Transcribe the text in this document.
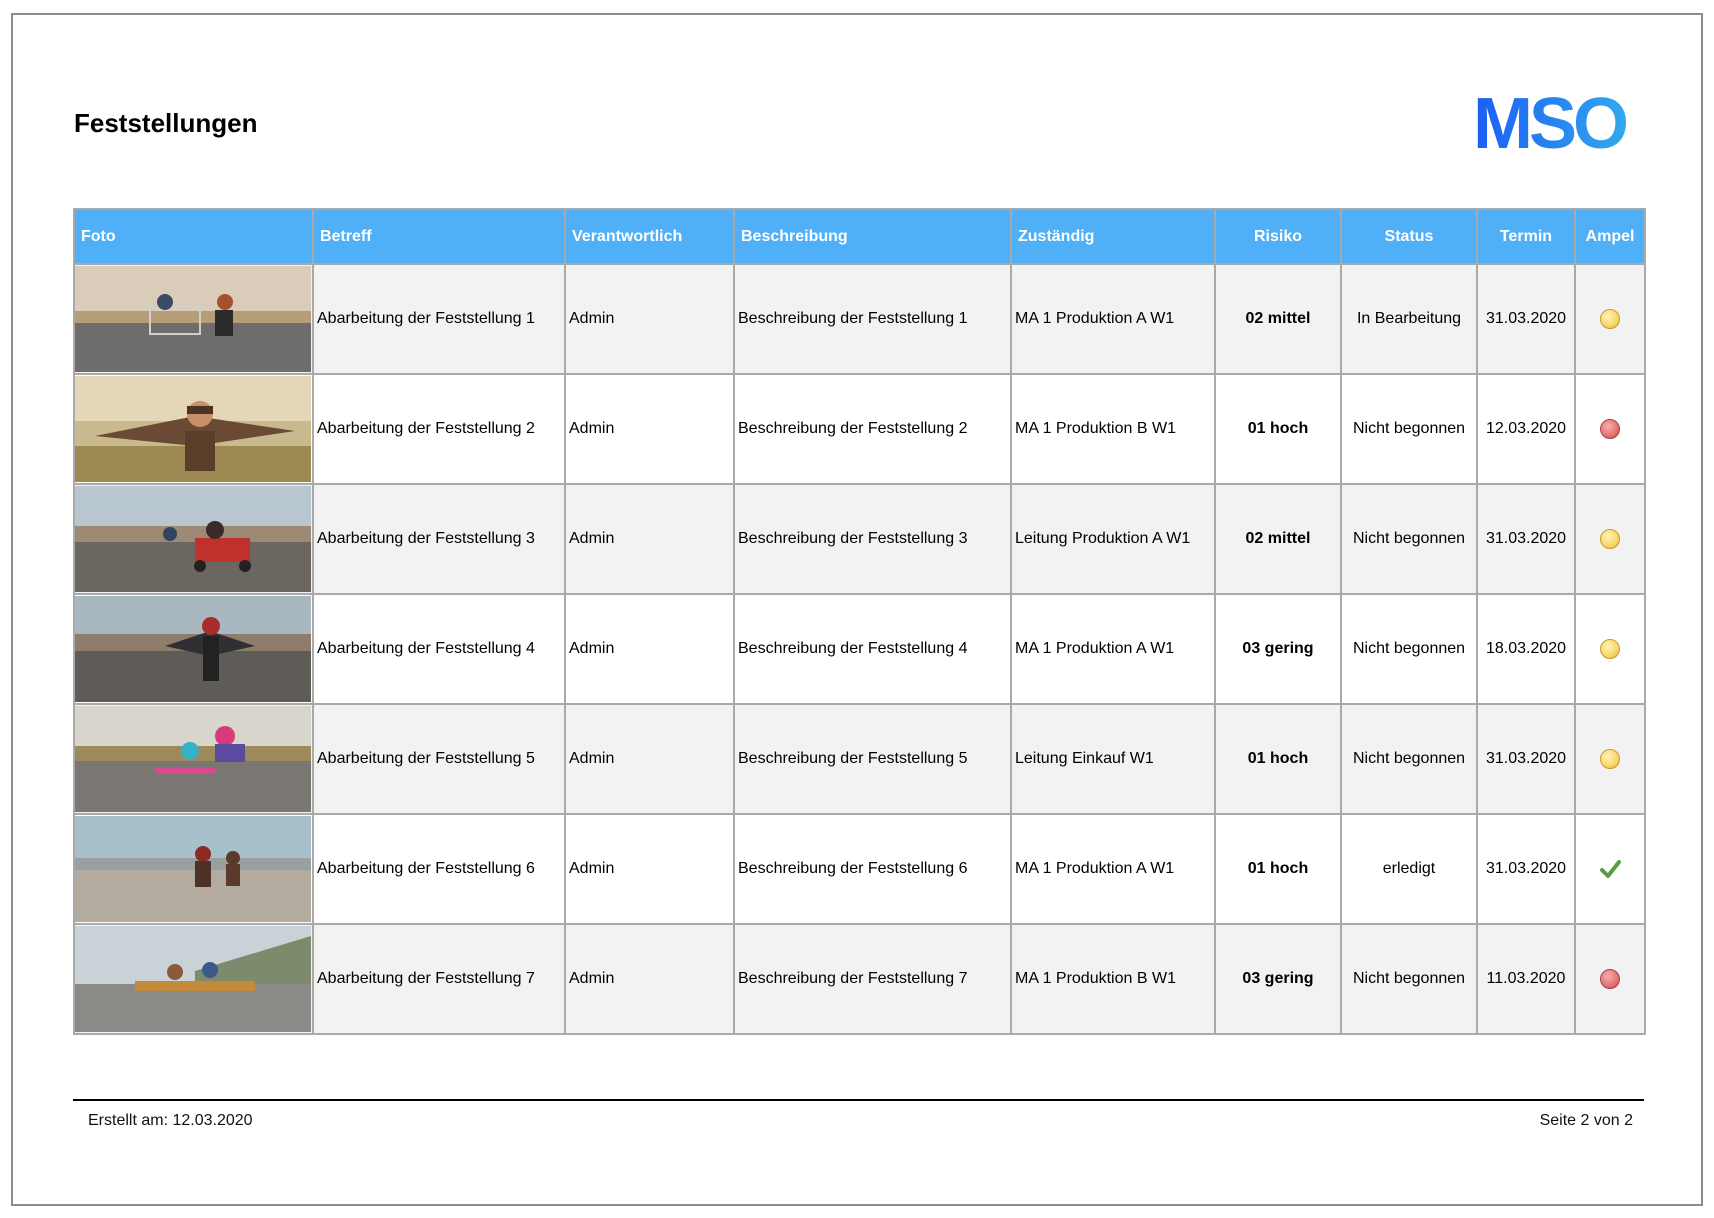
Feststellungen	MSO
Foto	Betreff	Verantwortlich	Beschreibung	Zuständig	Risiko	Status	Termin	Ampel

	Abarbeitung der Feststellung 1	Admin	Beschreibung der Feststellung 1	MA 1 Produktion A W1	02 mittel	In Bearbeitung	31.03.2020	

	Abarbeitung der Feststellung 2	Admin	Beschreibung der Feststellung 2	MA 1 Produktion B W1	01 hoch	Nicht begonnen	12.03.2020	

	Abarbeitung der Feststellung 3	Admin	Beschreibung der Feststellung 3	Leitung Produktion A W1	02 mittel	Nicht begonnen	31.03.2020	

	Abarbeitung der Feststellung 4	Admin	Beschreibung der Feststellung 4	MA 1 Produktion A W1	03 gering	Nicht begonnen	18.03.2020	

	Abarbeitung der Feststellung 5	Admin	Beschreibung der Feststellung 5	Leitung Einkauf W1	01 hoch	Nicht begonnen	31.03.2020	

	Abarbeitung der Feststellung 6	Admin	Beschreibung der Feststellung 6	MA 1 Produktion A W1	01 hoch	erledigt	31.03.2020	

	Abarbeitung der Feststellung 7	Admin	Beschreibung der Feststellung 7	MA 1 Produktion B W1	03 gering	Nicht begonnen	11.03.2020	
Erstellt am: 12.03.2020	Seite 2 von 2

▸ **TASK BRIEF**
Output, exactly, all the records above; include no pictures.

▸ **EXERCISE ANSWER**
Transcribe the text in this document.
Feststellungen	MSO
Foto	Betreff	Verantwortlich	Beschreibung	Zuständig	Risiko	Status	Termin	Ampel

	Abarbeitung der Feststellung 1	Admin	Beschreibung der Feststellung 1	MA 1 Produktion A W1	02 mittel	In Bearbeitung	31.03.2020	

	Abarbeitung der Feststellung 2	Admin	Beschreibung der Feststellung 2	MA 1 Produktion B W1	01 hoch	Nicht begonnen	12.03.2020	

	Abarbeitung der Feststellung 3	Admin	Beschreibung der Feststellung 3	Leitung Produktion A W1	02 mittel	Nicht begonnen	31.03.2020	

	Abarbeitung der Feststellung 4	Admin	Beschreibung der Feststellung 4	MA 1 Produktion A W1	03 gering	Nicht begonnen	18.03.2020	

	Abarbeitung der Feststellung 5	Admin	Beschreibung der Feststellung 5	Leitung Einkauf W1	01 hoch	Nicht begonnen	31.03.2020	

	Abarbeitung der Feststellung 6	Admin	Beschreibung der Feststellung 6	MA 1 Produktion A W1	01 hoch	erledigt	31.03.2020	

	Abarbeitung der Feststellung 7	Admin	Beschreibung der Feststellung 7	MA 1 Produktion B W1	03 gering	Nicht begonnen	11.03.2020	
Erstellt am: 12.03.2020	Seite 2 von 2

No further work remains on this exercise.